## PROBLEM DESCRIPTION
Write the material out again, line by line, exactly as it is.

## LISTED ENTRIES
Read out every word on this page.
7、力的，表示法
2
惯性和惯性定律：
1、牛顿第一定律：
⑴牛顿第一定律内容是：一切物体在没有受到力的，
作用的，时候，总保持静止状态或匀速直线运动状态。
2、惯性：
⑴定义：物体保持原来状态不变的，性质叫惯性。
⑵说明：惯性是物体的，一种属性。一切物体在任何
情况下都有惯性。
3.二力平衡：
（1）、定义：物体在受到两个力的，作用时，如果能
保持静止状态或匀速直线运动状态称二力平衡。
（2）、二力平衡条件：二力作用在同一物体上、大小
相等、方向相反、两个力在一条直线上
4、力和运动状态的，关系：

## CORRECT OUTPUT
Read out every word on this page.
7、力的，表示法
2
惯性和惯性定律：
1、牛顿第一定律：
⑴牛顿第一定律内容是：一切物体在没有受到力的，
作用的，时候，总保持静止状态或匀速直线运动状态。
2、惯性：
⑴定义：物体保持原来状态不变的，性质叫惯性。
⑵说明：惯性是物体的，一种属性。一切物体在任何
情况下都有惯性。
3.二力平衡：
（1）、定义：物体在受到两个力的，作用时，如果能
保持静止状态或匀速直线运动状态称二力平衡。
（2）、二力平衡条件：二力作用在同一物体上、大小
相等、方向相反、两个力在一条直线上
4、力和运动状态的，关系：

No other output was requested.